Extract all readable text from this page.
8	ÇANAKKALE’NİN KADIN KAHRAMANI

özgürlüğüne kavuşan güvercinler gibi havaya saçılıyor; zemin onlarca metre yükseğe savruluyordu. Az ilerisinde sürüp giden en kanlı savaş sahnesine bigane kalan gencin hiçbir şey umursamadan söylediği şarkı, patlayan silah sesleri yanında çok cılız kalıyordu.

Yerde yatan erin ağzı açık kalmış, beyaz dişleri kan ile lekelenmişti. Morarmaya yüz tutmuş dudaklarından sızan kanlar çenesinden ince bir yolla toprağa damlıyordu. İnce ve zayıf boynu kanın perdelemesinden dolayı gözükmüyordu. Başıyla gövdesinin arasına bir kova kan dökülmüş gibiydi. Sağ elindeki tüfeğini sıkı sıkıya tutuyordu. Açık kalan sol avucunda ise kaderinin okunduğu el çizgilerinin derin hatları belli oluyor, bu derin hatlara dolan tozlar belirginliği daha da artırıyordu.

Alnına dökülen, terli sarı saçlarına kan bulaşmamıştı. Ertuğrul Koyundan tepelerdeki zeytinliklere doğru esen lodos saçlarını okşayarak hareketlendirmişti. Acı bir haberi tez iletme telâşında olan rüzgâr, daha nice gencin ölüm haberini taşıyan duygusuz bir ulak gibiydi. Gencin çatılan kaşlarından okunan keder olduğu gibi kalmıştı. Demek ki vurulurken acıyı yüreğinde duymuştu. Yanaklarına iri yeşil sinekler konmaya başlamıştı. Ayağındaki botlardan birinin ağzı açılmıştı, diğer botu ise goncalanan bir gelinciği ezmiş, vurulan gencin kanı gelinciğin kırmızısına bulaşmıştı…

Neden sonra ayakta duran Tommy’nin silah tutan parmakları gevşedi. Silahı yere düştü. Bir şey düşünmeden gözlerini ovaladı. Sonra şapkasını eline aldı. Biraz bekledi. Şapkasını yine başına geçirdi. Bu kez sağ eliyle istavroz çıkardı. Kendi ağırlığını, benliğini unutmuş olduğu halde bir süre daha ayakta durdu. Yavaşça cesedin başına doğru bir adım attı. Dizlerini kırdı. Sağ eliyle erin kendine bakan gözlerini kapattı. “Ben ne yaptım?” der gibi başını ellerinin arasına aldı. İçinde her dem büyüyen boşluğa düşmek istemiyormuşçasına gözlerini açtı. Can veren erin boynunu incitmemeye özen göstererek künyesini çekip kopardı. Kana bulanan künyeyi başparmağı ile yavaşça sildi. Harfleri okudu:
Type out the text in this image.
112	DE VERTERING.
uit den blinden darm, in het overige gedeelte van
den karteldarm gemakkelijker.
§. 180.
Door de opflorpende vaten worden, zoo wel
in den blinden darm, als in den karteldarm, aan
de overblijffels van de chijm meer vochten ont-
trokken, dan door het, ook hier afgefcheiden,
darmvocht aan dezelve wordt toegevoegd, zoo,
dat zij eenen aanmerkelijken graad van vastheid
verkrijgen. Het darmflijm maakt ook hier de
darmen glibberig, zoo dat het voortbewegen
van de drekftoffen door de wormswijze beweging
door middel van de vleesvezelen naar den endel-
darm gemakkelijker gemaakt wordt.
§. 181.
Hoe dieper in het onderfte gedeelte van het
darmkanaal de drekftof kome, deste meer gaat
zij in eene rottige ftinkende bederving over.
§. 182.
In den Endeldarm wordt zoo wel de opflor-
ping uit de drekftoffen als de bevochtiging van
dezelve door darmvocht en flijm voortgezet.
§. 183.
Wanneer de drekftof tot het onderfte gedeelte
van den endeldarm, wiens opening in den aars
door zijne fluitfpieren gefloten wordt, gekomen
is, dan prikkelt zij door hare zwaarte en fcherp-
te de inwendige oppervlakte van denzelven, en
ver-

::::

[Brief] Which lines of the material contain the string "this"? List each of them.

[Correct result]
Extract all readable text from this page.
Type out the text in this image.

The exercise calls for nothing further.